Problem requirements.
Search the records for "עצים" and copy each line that holds it.

Information shown.
= = = =
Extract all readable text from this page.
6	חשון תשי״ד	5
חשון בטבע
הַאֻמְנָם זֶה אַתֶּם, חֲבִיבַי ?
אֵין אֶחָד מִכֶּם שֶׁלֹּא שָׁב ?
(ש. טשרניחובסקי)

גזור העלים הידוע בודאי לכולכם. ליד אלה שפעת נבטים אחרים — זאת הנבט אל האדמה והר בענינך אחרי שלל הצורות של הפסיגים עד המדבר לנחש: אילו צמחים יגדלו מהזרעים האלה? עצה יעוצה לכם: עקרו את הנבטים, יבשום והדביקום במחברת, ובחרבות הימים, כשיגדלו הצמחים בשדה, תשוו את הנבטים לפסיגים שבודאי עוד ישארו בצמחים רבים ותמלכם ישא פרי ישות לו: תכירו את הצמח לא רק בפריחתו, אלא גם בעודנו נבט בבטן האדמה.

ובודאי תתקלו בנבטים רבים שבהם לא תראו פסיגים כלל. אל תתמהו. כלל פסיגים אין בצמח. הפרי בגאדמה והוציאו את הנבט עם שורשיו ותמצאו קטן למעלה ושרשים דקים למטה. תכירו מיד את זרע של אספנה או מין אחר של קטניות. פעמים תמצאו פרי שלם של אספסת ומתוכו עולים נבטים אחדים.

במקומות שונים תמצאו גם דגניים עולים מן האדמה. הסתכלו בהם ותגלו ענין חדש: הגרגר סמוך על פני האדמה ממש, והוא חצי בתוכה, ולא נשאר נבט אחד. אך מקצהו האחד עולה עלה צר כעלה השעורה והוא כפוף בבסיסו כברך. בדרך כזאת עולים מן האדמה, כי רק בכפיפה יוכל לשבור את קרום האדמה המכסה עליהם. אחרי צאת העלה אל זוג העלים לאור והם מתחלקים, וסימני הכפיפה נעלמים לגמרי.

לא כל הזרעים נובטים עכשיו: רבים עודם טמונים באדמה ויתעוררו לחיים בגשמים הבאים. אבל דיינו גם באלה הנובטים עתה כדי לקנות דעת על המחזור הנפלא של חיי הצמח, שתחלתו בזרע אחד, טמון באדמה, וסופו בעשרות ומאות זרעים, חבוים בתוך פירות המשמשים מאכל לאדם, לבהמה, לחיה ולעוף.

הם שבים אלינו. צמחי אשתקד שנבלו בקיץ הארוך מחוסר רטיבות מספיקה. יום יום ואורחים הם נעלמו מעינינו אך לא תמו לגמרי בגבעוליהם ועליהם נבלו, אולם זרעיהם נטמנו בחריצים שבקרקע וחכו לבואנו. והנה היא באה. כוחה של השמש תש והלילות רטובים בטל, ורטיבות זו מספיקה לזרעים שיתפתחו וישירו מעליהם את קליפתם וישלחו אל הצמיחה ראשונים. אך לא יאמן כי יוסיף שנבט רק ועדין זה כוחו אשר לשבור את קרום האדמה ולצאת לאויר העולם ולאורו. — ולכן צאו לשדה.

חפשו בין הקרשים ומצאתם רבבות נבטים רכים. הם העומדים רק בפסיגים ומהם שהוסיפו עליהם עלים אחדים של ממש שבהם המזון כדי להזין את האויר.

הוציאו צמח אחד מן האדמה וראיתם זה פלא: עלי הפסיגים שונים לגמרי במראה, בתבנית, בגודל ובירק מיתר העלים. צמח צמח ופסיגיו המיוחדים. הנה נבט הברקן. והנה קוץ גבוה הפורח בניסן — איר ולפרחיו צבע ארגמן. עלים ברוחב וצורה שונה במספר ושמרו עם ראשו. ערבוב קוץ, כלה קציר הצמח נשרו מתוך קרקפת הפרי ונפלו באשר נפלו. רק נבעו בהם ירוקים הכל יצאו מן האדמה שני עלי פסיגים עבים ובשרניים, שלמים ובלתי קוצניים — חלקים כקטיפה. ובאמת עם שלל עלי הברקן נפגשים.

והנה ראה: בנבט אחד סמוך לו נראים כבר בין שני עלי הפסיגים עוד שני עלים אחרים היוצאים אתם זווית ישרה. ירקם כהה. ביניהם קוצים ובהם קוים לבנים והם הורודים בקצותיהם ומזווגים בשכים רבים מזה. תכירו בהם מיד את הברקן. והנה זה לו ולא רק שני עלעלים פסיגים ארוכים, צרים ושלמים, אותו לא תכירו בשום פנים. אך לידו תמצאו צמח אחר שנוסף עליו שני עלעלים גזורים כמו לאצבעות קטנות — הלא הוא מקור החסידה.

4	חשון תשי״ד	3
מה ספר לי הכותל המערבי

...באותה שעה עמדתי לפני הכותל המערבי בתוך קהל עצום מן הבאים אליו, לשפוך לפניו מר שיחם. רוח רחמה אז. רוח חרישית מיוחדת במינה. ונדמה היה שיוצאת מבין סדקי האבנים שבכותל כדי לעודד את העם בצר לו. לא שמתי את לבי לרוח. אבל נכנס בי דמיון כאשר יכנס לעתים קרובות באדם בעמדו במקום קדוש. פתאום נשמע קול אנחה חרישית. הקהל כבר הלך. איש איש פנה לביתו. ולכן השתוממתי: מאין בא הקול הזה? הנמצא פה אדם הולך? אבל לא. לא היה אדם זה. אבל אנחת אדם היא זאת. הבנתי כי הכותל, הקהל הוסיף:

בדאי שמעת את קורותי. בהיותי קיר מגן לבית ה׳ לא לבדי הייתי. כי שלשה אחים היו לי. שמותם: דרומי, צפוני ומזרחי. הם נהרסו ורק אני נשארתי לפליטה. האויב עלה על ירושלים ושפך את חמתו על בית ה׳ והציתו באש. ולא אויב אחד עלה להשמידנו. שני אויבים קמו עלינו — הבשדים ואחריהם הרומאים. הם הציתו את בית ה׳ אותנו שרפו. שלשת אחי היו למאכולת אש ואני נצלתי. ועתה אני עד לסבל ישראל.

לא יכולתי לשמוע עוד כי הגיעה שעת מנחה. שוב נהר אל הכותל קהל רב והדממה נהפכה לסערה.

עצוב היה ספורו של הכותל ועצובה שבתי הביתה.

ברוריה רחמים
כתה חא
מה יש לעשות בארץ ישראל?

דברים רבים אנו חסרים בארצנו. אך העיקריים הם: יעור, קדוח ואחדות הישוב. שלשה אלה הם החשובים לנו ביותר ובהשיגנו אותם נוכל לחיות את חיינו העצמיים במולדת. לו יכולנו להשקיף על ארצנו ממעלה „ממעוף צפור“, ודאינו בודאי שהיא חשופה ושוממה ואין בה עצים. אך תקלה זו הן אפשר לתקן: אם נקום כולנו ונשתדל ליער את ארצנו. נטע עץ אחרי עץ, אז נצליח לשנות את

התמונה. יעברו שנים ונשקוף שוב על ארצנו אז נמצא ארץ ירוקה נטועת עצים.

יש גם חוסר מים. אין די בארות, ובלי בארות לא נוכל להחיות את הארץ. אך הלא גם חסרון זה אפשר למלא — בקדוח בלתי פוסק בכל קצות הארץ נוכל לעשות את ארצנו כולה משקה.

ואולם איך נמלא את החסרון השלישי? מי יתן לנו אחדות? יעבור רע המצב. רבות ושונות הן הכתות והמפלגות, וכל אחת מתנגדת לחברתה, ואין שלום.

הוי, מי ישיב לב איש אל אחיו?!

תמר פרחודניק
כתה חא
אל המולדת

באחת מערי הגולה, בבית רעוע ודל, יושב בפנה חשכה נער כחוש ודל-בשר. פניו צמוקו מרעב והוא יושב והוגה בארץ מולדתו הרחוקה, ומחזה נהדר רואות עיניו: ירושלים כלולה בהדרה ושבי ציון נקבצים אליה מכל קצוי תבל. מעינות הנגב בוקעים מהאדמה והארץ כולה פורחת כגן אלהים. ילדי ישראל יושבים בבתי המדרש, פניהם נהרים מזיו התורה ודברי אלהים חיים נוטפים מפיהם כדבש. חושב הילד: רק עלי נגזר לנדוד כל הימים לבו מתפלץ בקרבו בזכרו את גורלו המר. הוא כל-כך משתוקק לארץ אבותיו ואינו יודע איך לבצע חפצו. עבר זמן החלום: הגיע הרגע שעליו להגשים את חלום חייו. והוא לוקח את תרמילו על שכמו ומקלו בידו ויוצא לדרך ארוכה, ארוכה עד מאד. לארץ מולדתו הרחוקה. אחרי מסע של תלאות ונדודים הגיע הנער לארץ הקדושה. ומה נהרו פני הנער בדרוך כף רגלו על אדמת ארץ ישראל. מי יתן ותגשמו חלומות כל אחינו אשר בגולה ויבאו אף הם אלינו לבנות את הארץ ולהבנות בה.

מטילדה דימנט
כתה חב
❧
= = = =
Result of the task.
דברים רבים אנו חסרים בארצנו. אך העיקריים הם: יעור, קדוח ואחדות הישוב. שלשה אלה הם החשובים לנו ביותר ובהשיגנו אותם נוכל לחיות את חיינו העצמיים במולדת. לו יכולנו להשקיף על ארצנו ממעלה „ממעוף צפור“, ודאינו בודאי שהיא חשופה ושוממה ואין בה עצים. אך תקלה זו הן אפשר לתקן: אם נקום כולנו ונשתדל ליער את ארצנו. נטע עץ אחרי עץ, אז נצליח לשנות את
התמונה. יעברו שנים ונשקוף שוב על ארצנו אז נמצא ארץ ירוקה נטועת עצים.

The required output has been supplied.